* _Short task_: The entries below should be given again exactly, minus their pictures.

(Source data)
-=-=-

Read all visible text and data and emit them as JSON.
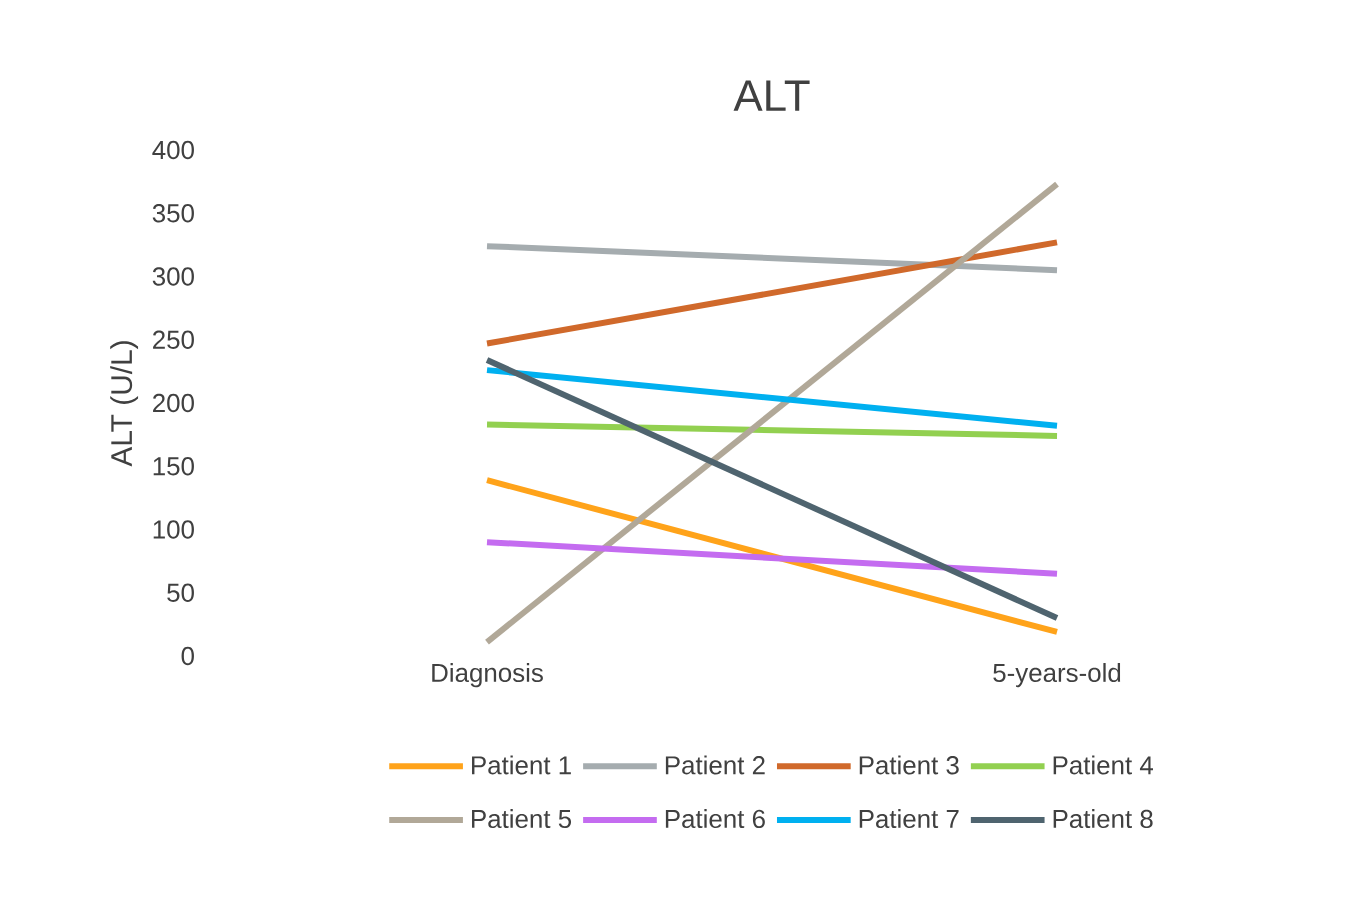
{
  "chart_data": {
    "type": "line",
    "title": "ALT",
    "ylabel": "ALT (U/L)",
    "categories": [
      "Diagnosis",
      "5-years-old"
    ],
    "ylim": [
      0,
      400
    ],
    "yticks": [
      0,
      50,
      100,
      150,
      200,
      250,
      300,
      350,
      400
    ],
    "legend": "bottom",
    "grid": false,
    "series": [
      {
        "name": "Patient 1",
        "color": "#ffa31a",
        "values": [
          139,
          19
        ]
      },
      {
        "name": "Patient 2",
        "color": "#a5acaf",
        "values": [
          324,
          305
        ]
      },
      {
        "name": "Patient 3",
        "color": "#d0692b",
        "values": [
          247,
          327
        ]
      },
      {
        "name": "Patient 4",
        "color": "#92d050",
        "values": [
          183,
          174
        ]
      },
      {
        "name": "Patient 5",
        "color": "#b1a898",
        "values": [
          11,
          373
        ]
      },
      {
        "name": "Patient 6",
        "color": "#c46cf0",
        "values": [
          90,
          65
        ]
      },
      {
        "name": "Patient 7",
        "color": "#00b0f0",
        "values": [
          226,
          182
        ]
      },
      {
        "name": "Patient 8",
        "color": "#4f646f",
        "values": [
          234,
          30
        ]
      }
    ]
  }
}
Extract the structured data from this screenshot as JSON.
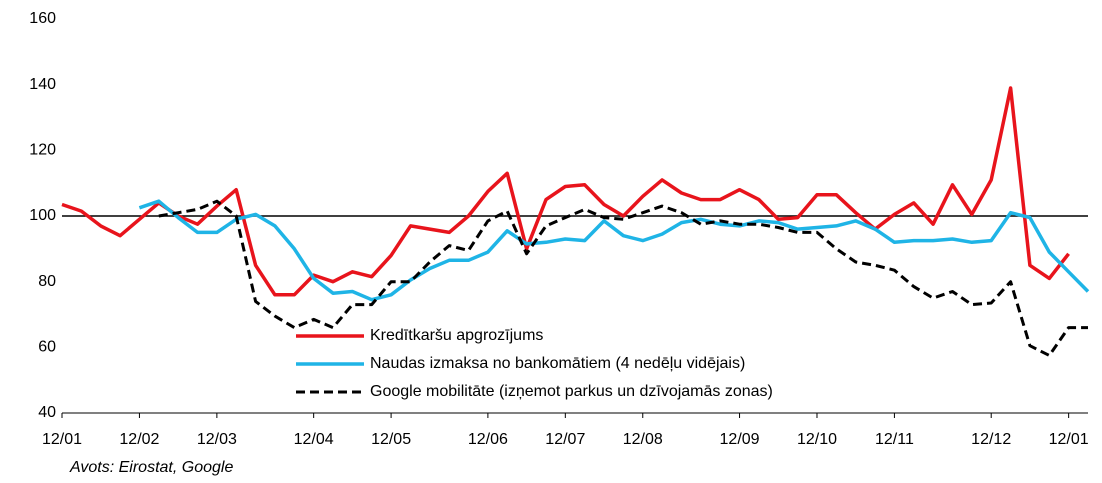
{
  "chart_data": {
    "type": "line",
    "source": "Avots: Eirostat, Google",
    "categories": [
      "12/01",
      null,
      null,
      null,
      "12/02",
      null,
      null,
      null,
      "12/03",
      null,
      null,
      null,
      null,
      "12/04",
      null,
      null,
      null,
      "12/05",
      null,
      null,
      null,
      null,
      "12/06",
      null,
      null,
      null,
      "12/07",
      null,
      null,
      null,
      "12/08",
      null,
      null,
      null,
      null,
      "12/09",
      null,
      null,
      null,
      "12/10",
      null,
      null,
      null,
      "12/11",
      null,
      null,
      null,
      null,
      "12/12",
      null,
      null,
      null,
      "12/01",
      null
    ],
    "series": [
      {
        "name": "Kredītkaršu apgrozījums",
        "color": "#e8141c",
        "dash": false,
        "values": [
          103.5,
          101.5,
          97,
          94,
          99,
          104,
          100,
          97.5,
          103,
          108,
          85,
          76,
          76,
          82,
          80,
          83,
          81.5,
          88,
          97,
          96,
          95,
          100,
          107.5,
          113,
          90,
          105,
          109,
          109.5,
          103.5,
          100,
          106,
          111,
          107,
          105,
          105,
          108,
          105,
          99,
          99.5,
          106.5,
          106.5,
          101,
          96,
          100.5,
          104,
          97.5,
          109.5,
          100.5,
          111,
          139,
          85,
          81,
          88.5,
          null
        ]
      },
      {
        "name": "Naudas izmaksa no bankomātiem (4 nedēļu vidējais)",
        "color": "#1fb4e6",
        "dash": false,
        "values": [
          null,
          null,
          null,
          null,
          102.5,
          104.5,
          99.5,
          95,
          95,
          99,
          100.5,
          97,
          90,
          81,
          76.5,
          77,
          74.5,
          76,
          80.5,
          84,
          86.5,
          86.5,
          89,
          95.5,
          91.5,
          92,
          93,
          92.5,
          98.5,
          94,
          92.5,
          94.5,
          98,
          99,
          97.5,
          97,
          98.5,
          98,
          96,
          96.5,
          97,
          98.5,
          96,
          92,
          92.5,
          92.5,
          93,
          92,
          92.5,
          101,
          99.5,
          89,
          83,
          77
        ]
      },
      {
        "name": "Google mobilitāte (izņemot parkus un dzīvojamās zonas)",
        "color": "#000000",
        "dash": true,
        "values": [
          null,
          null,
          null,
          null,
          null,
          100,
          101,
          102,
          104.5,
          100,
          74,
          69.5,
          66,
          68.5,
          66,
          73,
          73,
          80,
          80,
          86,
          91,
          89.5,
          98.5,
          101.5,
          88.5,
          97,
          99.5,
          102,
          99.5,
          99,
          101,
          103,
          101,
          97.5,
          98.5,
          97.5,
          97.5,
          96.5,
          95,
          95,
          90,
          86,
          85,
          83.5,
          78.5,
          75,
          77,
          73,
          73.5,
          80,
          60.5,
          57.5,
          66,
          66
        ]
      }
    ],
    "reference_line": 100,
    "ylim": [
      40,
      160
    ],
    "yticks": [
      40,
      60,
      80,
      100,
      120,
      140,
      160
    ],
    "grid": false
  }
}
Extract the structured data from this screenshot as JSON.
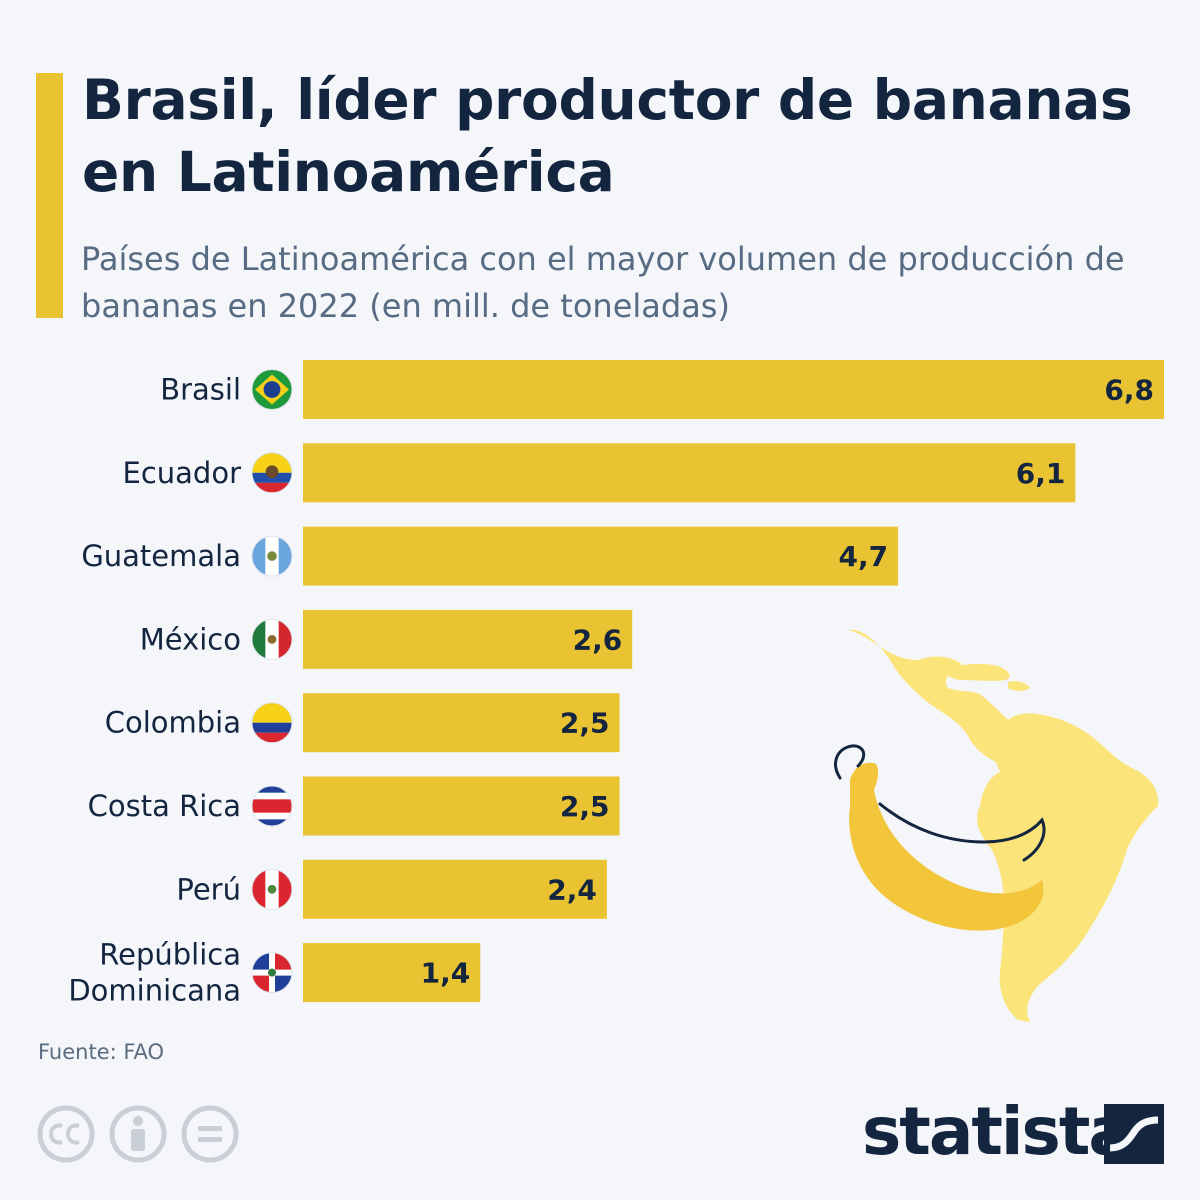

-=-=-

* _Reply to the task_:
Read all visible text and data and emit them as JSON.
{
  "chart_data": {
    "type": "line",
    "title": "ALT",
    "ylabel": "ALT (U/L)",
    "categories": [
      "Diagnosis",
      "5-years-old"
    ],
    "ylim": [
      0,
      400
    ],
    "yticks": [
      0,
      50,
      100,
      150,
      200,
      250,
      300,
      350,
      400
    ],
    "legend": "bottom",
    "grid": false,
    "series": [
      {
        "name": "Patient 1",
        "color": "#ffa31a",
        "values": [
          139,
          19
        ]
      },
      {
        "name": "Patient 2",
        "color": "#a5acaf",
        "values": [
          324,
          305
        ]
      },
      {
        "name": "Patient 3",
        "color": "#d0692b",
        "values": [
          247,
          327
        ]
      },
      {
        "name": "Patient 4",
        "color": "#92d050",
        "values": [
          183,
          174
        ]
      },
      {
        "name": "Patient 5",
        "color": "#b1a898",
        "values": [
          11,
          373
        ]
      },
      {
        "name": "Patient 6",
        "color": "#c46cf0",
        "values": [
          90,
          65
        ]
      },
      {
        "name": "Patient 7",
        "color": "#00b0f0",
        "values": [
          226,
          182
        ]
      },
      {
        "name": "Patient 8",
        "color": "#4f646f",
        "values": [
          234,
          30
        ]
      }
    ]
  }
}
Extract the structured data from this screenshot as JSON.
{
  "chart_data": {
    "type": "line",
    "source": "Avots: Eirostat, Google",
    "categories": [
      "12/01",
      null,
      null,
      null,
      "12/02",
      null,
      null,
      null,
      "12/03",
      null,
      null,
      null,
      null,
      "12/04",
      null,
      null,
      null,
      "12/05",
      null,
      null,
      null,
      null,
      "12/06",
      null,
      null,
      null,
      "12/07",
      null,
      null,
      null,
      "12/08",
      null,
      null,
      null,
      null,
      "12/09",
      null,
      null,
      null,
      "12/10",
      null,
      null,
      null,
      "12/11",
      null,
      null,
      null,
      null,
      "12/12",
      null,
      null,
      null,
      "12/01",
      null
    ],
    "series": [
      {
        "name": "Kredītkaršu apgrozījums",
        "color": "#e8141c",
        "dash": false,
        "values": [
          103.5,
          101.5,
          97,
          94,
          99,
          104,
          100,
          97.5,
          103,
          108,
          85,
          76,
          76,
          82,
          80,
          83,
          81.5,
          88,
          97,
          96,
          95,
          100,
          107.5,
          113,
          90,
          105,
          109,
          109.5,
          103.5,
          100,
          106,
          111,
          107,
          105,
          105,
          108,
          105,
          99,
          99.5,
          106.5,
          106.5,
          101,
          96,
          100.5,
          104,
          97.5,
          109.5,
          100.5,
          111,
          139,
          85,
          81,
          88.5,
          null
        ]
      },
      {
        "name": "Naudas izmaksa no bankomātiem (4 nedēļu vidējais)",
        "color": "#1fb4e6",
        "dash": false,
        "values": [
          null,
          null,
          null,
          null,
          102.5,
          104.5,
          99.5,
          95,
          95,
          99,
          100.5,
          97,
          90,
          81,
          76.5,
          77,
          74.5,
          76,
          80.5,
          84,
          86.5,
          86.5,
          89,
          95.5,
          91.5,
          92,
          93,
          92.5,
          98.5,
          94,
          92.5,
          94.5,
          98,
          99,
          97.5,
          97,
          98.5,
          98,
          96,
          96.5,
          97,
          98.5,
          96,
          92,
          92.5,
          92.5,
          93,
          92,
          92.5,
          101,
          99.5,
          89,
          83,
          77
        ]
      },
      {
        "name": "Google mobilitāte (izņemot parkus un dzīvojamās zonas)",
        "color": "#000000",
        "dash": true,
        "values": [
          null,
          null,
          null,
          null,
          null,
          100,
          101,
          102,
          104.5,
          100,
          74,
          69.5,
          66,
          68.5,
          66,
          73,
          73,
          80,
          80,
          86,
          91,
          89.5,
          98.5,
          101.5,
          88.5,
          97,
          99.5,
          102,
          99.5,
          99,
          101,
          103,
          101,
          97.5,
          98.5,
          97.5,
          97.5,
          96.5,
          95,
          95,
          90,
          86,
          85,
          83.5,
          78.5,
          75,
          77,
          73,
          73.5,
          80,
          60.5,
          57.5,
          66,
          66
        ]
      }
    ],
    "reference_line": 100,
    "ylim": [
      40,
      160
    ],
    "yticks": [
      40,
      60,
      80,
      100,
      120,
      140,
      160
    ],
    "grid": false
  }
}
Extract the structured data from this screenshot as JSON.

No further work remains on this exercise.